Collection entries >>
--- begin ---
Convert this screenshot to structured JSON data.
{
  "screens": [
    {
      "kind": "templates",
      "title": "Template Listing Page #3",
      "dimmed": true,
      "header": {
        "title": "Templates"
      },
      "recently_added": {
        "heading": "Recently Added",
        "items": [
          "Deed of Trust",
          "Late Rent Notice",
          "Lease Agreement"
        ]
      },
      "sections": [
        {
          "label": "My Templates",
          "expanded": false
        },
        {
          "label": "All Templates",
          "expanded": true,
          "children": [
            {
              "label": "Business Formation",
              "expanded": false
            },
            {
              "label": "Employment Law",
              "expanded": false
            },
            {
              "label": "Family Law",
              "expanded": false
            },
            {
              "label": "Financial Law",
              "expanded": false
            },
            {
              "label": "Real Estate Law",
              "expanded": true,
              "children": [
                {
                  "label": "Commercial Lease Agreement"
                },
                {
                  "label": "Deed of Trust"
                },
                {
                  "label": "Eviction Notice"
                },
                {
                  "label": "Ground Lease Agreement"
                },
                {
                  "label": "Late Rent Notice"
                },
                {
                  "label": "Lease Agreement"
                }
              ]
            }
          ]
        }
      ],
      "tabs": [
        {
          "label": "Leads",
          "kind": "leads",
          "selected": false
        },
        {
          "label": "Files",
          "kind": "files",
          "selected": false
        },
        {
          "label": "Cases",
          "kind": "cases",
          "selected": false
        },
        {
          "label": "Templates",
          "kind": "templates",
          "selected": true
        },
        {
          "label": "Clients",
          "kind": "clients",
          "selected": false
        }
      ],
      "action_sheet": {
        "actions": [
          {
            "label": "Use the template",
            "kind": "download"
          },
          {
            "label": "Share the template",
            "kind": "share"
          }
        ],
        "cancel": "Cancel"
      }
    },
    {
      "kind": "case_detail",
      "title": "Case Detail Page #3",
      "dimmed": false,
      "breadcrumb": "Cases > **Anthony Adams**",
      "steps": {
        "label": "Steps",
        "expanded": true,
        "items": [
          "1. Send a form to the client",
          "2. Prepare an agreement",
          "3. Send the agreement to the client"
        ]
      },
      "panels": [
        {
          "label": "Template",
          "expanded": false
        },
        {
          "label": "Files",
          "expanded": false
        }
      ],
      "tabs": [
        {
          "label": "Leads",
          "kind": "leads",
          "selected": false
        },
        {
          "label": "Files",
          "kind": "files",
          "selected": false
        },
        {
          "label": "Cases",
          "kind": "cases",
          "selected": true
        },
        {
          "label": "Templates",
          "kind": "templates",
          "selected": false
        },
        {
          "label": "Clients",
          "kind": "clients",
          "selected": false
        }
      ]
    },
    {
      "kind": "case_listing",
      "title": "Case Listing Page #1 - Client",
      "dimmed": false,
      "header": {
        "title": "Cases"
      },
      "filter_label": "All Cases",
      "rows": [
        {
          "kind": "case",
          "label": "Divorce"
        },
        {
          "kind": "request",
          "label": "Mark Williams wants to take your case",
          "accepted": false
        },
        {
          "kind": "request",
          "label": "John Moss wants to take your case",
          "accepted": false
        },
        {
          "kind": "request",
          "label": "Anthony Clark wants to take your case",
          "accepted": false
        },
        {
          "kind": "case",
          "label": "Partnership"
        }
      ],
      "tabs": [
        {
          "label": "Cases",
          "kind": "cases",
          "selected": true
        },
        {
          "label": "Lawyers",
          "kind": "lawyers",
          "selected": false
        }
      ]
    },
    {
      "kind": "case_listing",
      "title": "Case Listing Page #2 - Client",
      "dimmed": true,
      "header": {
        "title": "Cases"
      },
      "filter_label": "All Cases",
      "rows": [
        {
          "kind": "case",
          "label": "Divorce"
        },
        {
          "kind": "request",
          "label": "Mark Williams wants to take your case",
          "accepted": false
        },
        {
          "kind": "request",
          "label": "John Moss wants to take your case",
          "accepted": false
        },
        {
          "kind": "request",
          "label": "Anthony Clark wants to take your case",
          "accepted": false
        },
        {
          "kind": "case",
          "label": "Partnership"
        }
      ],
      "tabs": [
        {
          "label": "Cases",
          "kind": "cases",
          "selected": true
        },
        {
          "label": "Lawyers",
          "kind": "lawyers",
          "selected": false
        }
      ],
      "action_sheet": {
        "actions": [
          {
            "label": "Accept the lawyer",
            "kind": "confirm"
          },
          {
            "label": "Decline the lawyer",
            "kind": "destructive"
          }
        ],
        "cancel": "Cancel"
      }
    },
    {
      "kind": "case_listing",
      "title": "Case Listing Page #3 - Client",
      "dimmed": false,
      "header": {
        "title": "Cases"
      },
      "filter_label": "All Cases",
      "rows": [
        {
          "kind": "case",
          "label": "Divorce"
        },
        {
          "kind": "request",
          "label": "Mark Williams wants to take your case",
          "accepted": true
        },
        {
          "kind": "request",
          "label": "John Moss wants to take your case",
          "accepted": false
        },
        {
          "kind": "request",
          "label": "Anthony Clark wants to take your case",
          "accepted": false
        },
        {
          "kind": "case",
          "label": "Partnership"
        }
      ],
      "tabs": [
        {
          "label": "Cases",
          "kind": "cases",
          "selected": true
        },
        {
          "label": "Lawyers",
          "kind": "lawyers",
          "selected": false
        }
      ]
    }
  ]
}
--- end ---
AIM OF THE EXERCISE >>
Repeat all the entries word for word.

THE RESPONSE >>
Convert this screenshot to structured JSON data.
{
  "screens": [
    {
      "kind": "templates",
      "title": "Template Listing Page #3",
      "dimmed": true,
      "header": {
        "title": "Templates"
      },
      "recently_added": {
        "heading": "Recently Added",
        "items": [
          "Deed of Trust",
          "Late Rent Notice",
          "Lease Agreement"
        ]
      },
      "sections": [
        {
          "label": "My Templates",
          "expanded": false
        },
        {
          "label": "All Templates",
          "expanded": true,
          "children": [
            {
              "label": "Business Formation",
              "expanded": false
            },
            {
              "label": "Employment Law",
              "expanded": false
            },
            {
              "label": "Family Law",
              "expanded": false
            },
            {
              "label": "Financial Law",
              "expanded": false
            },
            {
              "label": "Real Estate Law",
              "expanded": true,
              "children": [
                {
                  "label": "Commercial Lease Agreement"
                },
                {
                  "label": "Deed of Trust"
                },
                {
                  "label": "Eviction Notice"
                },
                {
                  "label": "Ground Lease Agreement"
                },
                {
                  "label": "Late Rent Notice"
                },
                {
                  "label": "Lease Agreement"
                }
              ]
            }
          ]
        }
      ],
      "tabs": [
        {
          "label": "Leads",
          "kind": "leads",
          "selected": false
        },
        {
          "label": "Files",
          "kind": "files",
          "selected": false
        },
        {
          "label": "Cases",
          "kind": "cases",
          "selected": false
        },
        {
          "label": "Templates",
          "kind": "templates",
          "selected": true
        },
        {
          "label": "Clients",
          "kind": "clients",
          "selected": false
        }
      ],
      "action_sheet": {
        "actions": [
          {
            "label": "Use the template",
            "kind": "download"
          },
          {
            "label": "Share the template",
            "kind": "share"
          }
        ],
        "cancel": "Cancel"
      }
    },
    {
      "kind": "case_detail",
      "title": "Case Detail Page #3",
      "dimmed": false,
      "breadcrumb": "Cases > **Anthony Adams**",
      "steps": {
        "label": "Steps",
        "expanded": true,
        "items": [
          "1. Send a form to the client",
          "2. Prepare an agreement",
          "3. Send the agreement to the client"
        ]
      },
      "panels": [
        {
          "label": "Template",
          "expanded": false
        },
        {
          "label": "Files",
          "expanded": false
        }
      ],
      "tabs": [
        {
          "label": "Leads",
          "kind": "leads",
          "selected": false
        },
        {
          "label": "Files",
          "kind": "files",
          "selected": false
        },
        {
          "label": "Cases",
          "kind": "cases",
          "selected": true
        },
        {
          "label": "Templates",
          "kind": "templates",
          "selected": false
        },
        {
          "label": "Clients",
          "kind": "clients",
          "selected": false
        }
      ]
    },
    {
      "kind": "case_listing",
      "title": "Case Listing Page #1 - Client",
      "dimmed": false,
      "header": {
        "title": "Cases"
      },
      "filter_label": "All Cases",
      "rows": [
        {
          "kind": "case",
          "label": "Divorce"
        },
        {
          "kind": "request",
          "label": "Mark Williams wants to take your case",
          "accepted": false
        },
        {
          "kind": "request",
          "label": "John Moss wants to take your case",
          "accepted": false
        },
        {
          "kind": "request",
          "label": "Anthony Clark wants to take your case",
          "accepted": false
        },
        {
          "kind": "case",
          "label": "Partnership"
        }
      ],
      "tabs": [
        {
          "label": "Cases",
          "kind": "cases",
          "selected": true
        },
        {
          "label": "Lawyers",
          "kind": "lawyers",
          "selected": false
        }
      ]
    },
    {
      "kind": "case_listing",
      "title": "Case Listing Page #2 - Client",
      "dimmed": true,
      "header": {
        "title": "Cases"
      },
      "filter_label": "All Cases",
      "rows": [
        {
          "kind": "case",
          "label": "Divorce"
        },
        {
          "kind": "request",
          "label": "Mark Williams wants to take your case",
          "accepted": false
        },
        {
          "kind": "request",
          "label": "John Moss wants to take your case",
          "accepted": false
        },
        {
          "kind": "request",
          "label": "Anthony Clark wants to take your case",
          "accepted": false
        },
        {
          "kind": "case",
          "label": "Partnership"
        }
      ],
      "tabs": [
        {
          "label": "Cases",
          "kind": "cases",
          "selected": true
        },
        {
          "label": "Lawyers",
          "kind": "lawyers",
          "selected": false
        }
      ],
      "action_sheet": {
        "actions": [
          {
            "label": "Accept the lawyer",
            "kind": "confirm"
          },
          {
            "label": "Decline the lawyer",
            "kind": "destructive"
          }
        ],
        "cancel": "Cancel"
      }
    },
    {
      "kind": "case_listing",
      "title": "Case Listing Page #3 - Client",
      "dimmed": false,
      "header": {
        "title": "Cases"
      },
      "filter_label": "All Cases",
      "rows": [
        {
          "kind": "case",
          "label": "Divorce"
        },
        {
          "kind": "request",
          "label": "Mark Williams wants to take your case",
          "accepted": true
        },
        {
          "kind": "request",
          "label": "John Moss wants to take your case",
          "accepted": false
        },
        {
          "kind": "request",
          "label": "Anthony Clark wants to take your case",
          "accepted": false
        },
        {
          "kind": "case",
          "label": "Partnership"
        }
      ],
      "tabs": [
        {
          "label": "Cases",
          "kind": "cases",
          "selected": true
        },
        {
          "label": "Lawyers",
          "kind": "lawyers",
          "selected": false
        }
      ]
    }
  ]
}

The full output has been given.